* Fragmento seleccionado *
Como todas
las demás, la economía argentina es obra de generaciones. A los políticos les
gusta imaginarse capaces de cambiarla de un día otro, de ahí la pasión por
“modelos” supuestamente distintos, pero lograrlo no es tan fácil como muchos
quisieran creer. Mal que les pese a los resueltos a reestructurar la economía
para adaptarla a los tiempos que corren, decisiones que fueron tomadas en el
pasado ya remoto seguirán importando más que las medidas ensayadas por el
gobierno de turno. Y, lo que le es peor aún, todo statu quo, por aberrante que
sea, contará con defensores acérrimos.
Puede
entenderse, pues, la frustración que sienten Mauricio Macri y sus ministros.
Creen estar haciendo buena letra, acatando todas las reglas. Sus esfuerzos les
han granjeado el aplauso de los poderosos del mundo que presuntamente saben lo
que hay que hacer para que un país tan promisorio como la Argentina levante
cabeza, pero así y todo, la economía se niega a “arrancar”, para usar la
palabra que se ha puesto de moda. Cae el consumo por razones que son ajenas a
la prédica papal en contra del consumismo, las fábricas trabajan con tristeza y
si no fuera por el boom del empleo estatal y el aporte de la economía negra, la
tasa de desocupación sería muy superior a la registrada por el INDEC.
Por
deformación profesional, todos los políticos son cortoplacistas. Para los
opositores, hablar de cosas como la “herencia pesada” que recibió el Gobierno
es sólo un truco usado para minimizar la responsabilidad propia por lo que está
sucediendo. Exigen resultados inmediatos y están más que dispuestos a atribuir
los problemas actuales a lo hecho algunas semanas atrás aun cuando muchos
tienen su origen en la gestión de un gobierno ya olvidado. Es lógico: los
políticos, tanto los oficialistas como los opositores, siempre tienen que
prepararse para la próxima contienda electoral y saben que les conviene hacer
gala de su generosidad solidaria.
Felizmente
para Macri, parecería que el grueso de la ciudadanía es consciente de que al
país le costará mucho salir del pantano en que se ve atrapado desde hace muchos
años –es como si se hubiera perpetuado la Gran Depresión de
la primera mitad del siglo pasado–, razón por la cual no le conmueven las
protestas de los partidarios del orden corporativista tradicional que quieren
conservarlo. ¿Es sólo porque los macristas optaron por ampliar los programas
sociales existentes, repartiendo subsidios prenavideños a diestra y siniestra y
reduciendo algunos impuestos sin preocuparse por los feos detalles fiscales?

* Material proporcionado *
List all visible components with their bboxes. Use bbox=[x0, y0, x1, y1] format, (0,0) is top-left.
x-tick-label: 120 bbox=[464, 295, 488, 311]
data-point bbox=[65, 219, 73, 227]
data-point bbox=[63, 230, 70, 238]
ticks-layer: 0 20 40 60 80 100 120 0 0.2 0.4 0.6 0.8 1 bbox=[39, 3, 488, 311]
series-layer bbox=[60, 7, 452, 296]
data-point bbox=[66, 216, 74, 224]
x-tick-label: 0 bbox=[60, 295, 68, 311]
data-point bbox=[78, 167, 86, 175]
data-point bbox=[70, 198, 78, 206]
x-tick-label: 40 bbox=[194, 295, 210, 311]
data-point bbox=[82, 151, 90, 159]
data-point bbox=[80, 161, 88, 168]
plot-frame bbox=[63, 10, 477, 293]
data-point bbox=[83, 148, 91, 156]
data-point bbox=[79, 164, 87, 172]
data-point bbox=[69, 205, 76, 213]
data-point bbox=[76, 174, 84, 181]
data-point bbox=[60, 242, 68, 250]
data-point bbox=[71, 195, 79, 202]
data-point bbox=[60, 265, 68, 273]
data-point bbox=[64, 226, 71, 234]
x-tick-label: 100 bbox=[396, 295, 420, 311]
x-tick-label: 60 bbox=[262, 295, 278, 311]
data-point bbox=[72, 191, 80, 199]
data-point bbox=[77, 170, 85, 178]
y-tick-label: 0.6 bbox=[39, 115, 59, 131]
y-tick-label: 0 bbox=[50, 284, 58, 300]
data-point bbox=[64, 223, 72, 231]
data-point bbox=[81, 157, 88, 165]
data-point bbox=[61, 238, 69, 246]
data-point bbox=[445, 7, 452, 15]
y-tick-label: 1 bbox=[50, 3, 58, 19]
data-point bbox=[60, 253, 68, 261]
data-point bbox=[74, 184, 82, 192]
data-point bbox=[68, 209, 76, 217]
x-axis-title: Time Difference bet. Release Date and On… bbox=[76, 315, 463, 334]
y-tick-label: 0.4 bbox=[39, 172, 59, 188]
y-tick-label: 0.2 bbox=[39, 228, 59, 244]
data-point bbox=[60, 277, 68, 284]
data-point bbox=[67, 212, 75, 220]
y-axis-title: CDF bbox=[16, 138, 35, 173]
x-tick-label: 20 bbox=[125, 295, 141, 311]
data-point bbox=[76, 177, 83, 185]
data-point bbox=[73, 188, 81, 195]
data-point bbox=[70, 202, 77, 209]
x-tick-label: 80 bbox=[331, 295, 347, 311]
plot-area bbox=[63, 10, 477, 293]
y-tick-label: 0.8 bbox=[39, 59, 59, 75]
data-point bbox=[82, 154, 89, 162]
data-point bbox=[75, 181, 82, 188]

* Lista de tareas *
a. En el artículo sobre la economía argentina, ¿qué palabra se ha puesto de moda para describir lo que la economía se niega a hacer?
b. Prosiga el artículo sobre la economía argentina a partir de su última oración.
El material no guarda relación alguna con el artículo sobre la economía argentina.

* Respuestas por tarea *
a. «Arrancar».

b.
Parecería
que sí, pero aunque privilegiar la contención social sea moralmente correcto y,
desde luego, políticamente beneficioso, a menos que el país aumente mucho su
productividad y consiga seducir a los esquivos inversores extranjeros, la
voluntad oficial de mantener bien alto el gasto público no podrá sino provocar
lo que sería la enésima gran crisis financiera. Hasta ahora, todos los intentos
de escapar del populismo facilista que está en el ADN nacional han terminado en
lágrimas. No hay demasiados motivos para creer que el gobierno macrista haya descubierto
una piedra filosofal económica que le permitiría continuar entregando dinero a
sectores en apuros por mucho tiempo más.
Es lo que
habrá tenido en mente Roberto Lavagna, cuando, para indignación de los
macristas, vislumbró “un colapso” en el horizonte e insinuó que, para evitarlo,
serían necesarios una megadevaluación y un ajuste equiparable con el que llevó
a cabo Jorge Remes Lenikov en medio del caos que siguió a la implosión de la
convertibilidad. Si bien a los partidarios del Gobierno les resultó sencillo
descalificar a Lavagna, diciendo que es hombre del peronista movedizo Sergio
Massa y, para rematar, que no se animó a proponer “soluciones” concretas, ello
no quiere decir que su visión “catastrofista” del futuro carezca de fundamento.
Por desgracia, suelen tener razón quienes nos aseguran que en este mundo “no
hay tal cosa como un almuerzo gratis”. Tarde o temprano, alguien tiene que
pagar la cuenta.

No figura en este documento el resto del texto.